--- Input records ---
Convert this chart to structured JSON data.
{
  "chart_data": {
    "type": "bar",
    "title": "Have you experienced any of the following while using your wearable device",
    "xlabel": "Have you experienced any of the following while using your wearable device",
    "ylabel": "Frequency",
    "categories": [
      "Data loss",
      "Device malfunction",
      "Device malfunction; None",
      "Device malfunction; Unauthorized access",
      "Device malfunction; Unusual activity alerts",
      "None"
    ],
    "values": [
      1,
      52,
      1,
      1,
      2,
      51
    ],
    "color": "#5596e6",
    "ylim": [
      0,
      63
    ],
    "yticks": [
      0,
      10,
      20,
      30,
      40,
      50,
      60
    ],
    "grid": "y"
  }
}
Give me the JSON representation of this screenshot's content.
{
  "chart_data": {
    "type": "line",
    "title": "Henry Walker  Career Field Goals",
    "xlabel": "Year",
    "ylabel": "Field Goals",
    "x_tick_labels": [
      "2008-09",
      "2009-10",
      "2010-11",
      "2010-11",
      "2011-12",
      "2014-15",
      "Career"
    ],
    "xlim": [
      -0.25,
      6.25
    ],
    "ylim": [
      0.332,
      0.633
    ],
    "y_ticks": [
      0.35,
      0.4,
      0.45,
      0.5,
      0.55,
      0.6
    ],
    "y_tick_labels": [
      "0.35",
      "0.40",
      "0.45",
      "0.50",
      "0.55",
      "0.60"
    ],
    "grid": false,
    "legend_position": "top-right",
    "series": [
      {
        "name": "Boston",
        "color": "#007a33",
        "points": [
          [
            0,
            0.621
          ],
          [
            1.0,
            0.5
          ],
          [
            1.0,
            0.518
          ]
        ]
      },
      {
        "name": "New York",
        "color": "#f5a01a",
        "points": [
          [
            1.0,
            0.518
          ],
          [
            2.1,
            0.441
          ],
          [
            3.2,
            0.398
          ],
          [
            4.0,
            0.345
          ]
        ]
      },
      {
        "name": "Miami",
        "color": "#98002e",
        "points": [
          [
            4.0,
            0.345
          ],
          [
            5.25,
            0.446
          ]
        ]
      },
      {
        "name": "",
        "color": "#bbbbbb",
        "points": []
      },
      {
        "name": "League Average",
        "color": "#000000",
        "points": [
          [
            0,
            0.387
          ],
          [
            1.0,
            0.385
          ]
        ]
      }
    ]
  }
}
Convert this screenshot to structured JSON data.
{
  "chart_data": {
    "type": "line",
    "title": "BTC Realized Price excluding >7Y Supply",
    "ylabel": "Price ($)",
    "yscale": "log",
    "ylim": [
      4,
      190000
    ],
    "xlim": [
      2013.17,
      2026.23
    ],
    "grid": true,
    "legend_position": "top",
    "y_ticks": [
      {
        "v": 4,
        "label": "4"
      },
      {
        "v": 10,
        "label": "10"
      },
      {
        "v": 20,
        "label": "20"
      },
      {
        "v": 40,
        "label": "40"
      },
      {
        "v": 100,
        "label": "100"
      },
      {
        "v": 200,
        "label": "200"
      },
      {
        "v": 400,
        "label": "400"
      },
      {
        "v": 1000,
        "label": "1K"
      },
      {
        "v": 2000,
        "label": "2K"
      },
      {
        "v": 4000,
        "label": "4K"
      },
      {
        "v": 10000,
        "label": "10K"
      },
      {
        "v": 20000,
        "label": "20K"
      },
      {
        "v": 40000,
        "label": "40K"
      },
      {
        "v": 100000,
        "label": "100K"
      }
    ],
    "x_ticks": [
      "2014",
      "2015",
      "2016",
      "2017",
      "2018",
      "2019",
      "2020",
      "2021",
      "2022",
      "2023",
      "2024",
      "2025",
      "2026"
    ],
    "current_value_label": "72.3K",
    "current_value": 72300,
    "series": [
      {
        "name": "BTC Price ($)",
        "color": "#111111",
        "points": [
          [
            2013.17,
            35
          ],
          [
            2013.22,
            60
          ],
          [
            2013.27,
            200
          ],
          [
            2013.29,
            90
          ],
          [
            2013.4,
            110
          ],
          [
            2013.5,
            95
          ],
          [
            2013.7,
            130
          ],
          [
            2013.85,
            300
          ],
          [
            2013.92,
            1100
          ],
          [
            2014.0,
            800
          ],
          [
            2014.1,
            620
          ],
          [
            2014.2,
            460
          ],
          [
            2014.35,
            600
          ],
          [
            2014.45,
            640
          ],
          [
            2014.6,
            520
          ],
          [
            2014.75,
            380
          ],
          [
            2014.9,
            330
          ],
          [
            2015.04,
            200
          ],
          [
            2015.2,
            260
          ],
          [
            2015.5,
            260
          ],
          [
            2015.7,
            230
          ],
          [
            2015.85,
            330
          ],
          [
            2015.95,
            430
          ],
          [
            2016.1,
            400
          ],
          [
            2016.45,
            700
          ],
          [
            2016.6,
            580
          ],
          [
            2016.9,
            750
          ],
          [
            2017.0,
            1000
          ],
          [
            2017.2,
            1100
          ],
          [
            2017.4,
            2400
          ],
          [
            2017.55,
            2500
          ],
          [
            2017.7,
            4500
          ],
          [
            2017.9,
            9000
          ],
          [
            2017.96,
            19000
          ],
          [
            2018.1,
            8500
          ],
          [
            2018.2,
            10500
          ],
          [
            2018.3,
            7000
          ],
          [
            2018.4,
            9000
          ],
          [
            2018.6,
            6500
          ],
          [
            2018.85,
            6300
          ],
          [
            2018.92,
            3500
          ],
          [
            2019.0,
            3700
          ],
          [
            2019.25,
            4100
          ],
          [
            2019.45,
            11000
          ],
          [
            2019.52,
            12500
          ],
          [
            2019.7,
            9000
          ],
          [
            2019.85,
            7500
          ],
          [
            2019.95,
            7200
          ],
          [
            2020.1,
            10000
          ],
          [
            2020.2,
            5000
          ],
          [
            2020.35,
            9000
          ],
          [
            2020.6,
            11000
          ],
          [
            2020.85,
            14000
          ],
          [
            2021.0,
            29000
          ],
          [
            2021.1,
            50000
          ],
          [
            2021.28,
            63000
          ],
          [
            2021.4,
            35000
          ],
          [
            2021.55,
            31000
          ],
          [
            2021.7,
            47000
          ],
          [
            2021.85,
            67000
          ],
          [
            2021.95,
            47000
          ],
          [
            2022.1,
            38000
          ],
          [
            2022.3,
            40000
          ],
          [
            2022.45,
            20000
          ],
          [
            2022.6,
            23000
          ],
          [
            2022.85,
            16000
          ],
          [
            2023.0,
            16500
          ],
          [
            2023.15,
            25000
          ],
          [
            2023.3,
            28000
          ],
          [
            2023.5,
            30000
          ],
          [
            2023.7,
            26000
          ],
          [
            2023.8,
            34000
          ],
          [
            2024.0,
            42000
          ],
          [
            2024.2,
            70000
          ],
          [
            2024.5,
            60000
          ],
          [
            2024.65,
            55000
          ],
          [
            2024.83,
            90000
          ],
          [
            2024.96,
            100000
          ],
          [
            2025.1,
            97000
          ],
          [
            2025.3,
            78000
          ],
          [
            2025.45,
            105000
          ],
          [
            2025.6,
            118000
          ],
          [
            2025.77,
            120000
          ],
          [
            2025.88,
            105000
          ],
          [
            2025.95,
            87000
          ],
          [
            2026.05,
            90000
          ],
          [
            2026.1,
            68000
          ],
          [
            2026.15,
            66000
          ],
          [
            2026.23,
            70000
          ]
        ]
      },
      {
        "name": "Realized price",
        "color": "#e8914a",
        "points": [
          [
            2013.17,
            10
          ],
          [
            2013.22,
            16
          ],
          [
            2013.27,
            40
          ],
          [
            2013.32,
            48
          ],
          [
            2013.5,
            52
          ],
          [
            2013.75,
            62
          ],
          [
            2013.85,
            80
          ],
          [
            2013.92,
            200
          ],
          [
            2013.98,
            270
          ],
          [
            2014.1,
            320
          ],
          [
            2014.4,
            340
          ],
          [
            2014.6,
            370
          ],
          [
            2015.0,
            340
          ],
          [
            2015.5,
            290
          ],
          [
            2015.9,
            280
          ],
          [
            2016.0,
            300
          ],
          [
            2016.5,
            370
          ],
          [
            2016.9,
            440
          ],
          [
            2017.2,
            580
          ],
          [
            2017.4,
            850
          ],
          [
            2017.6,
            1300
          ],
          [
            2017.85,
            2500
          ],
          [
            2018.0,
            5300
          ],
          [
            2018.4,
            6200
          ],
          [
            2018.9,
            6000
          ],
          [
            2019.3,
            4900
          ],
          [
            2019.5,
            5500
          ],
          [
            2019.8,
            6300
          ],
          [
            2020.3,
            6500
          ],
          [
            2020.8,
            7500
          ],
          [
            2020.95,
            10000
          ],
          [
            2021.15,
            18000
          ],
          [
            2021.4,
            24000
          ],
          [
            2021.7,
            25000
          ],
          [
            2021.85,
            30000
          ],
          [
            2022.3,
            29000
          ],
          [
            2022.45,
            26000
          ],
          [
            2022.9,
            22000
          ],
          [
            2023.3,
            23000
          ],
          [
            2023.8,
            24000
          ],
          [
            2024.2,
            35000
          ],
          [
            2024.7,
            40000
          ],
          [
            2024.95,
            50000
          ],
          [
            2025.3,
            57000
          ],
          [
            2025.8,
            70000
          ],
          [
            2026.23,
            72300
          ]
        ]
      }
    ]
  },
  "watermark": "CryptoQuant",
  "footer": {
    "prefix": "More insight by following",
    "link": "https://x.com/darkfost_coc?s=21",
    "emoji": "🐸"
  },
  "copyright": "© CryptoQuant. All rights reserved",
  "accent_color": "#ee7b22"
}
---
Copy every line above that holds the word "this".

## Written response
Convert this chart to structured JSON data.
Give me the JSON representation of this screenshot's content.
Convert this screenshot to structured JSON data.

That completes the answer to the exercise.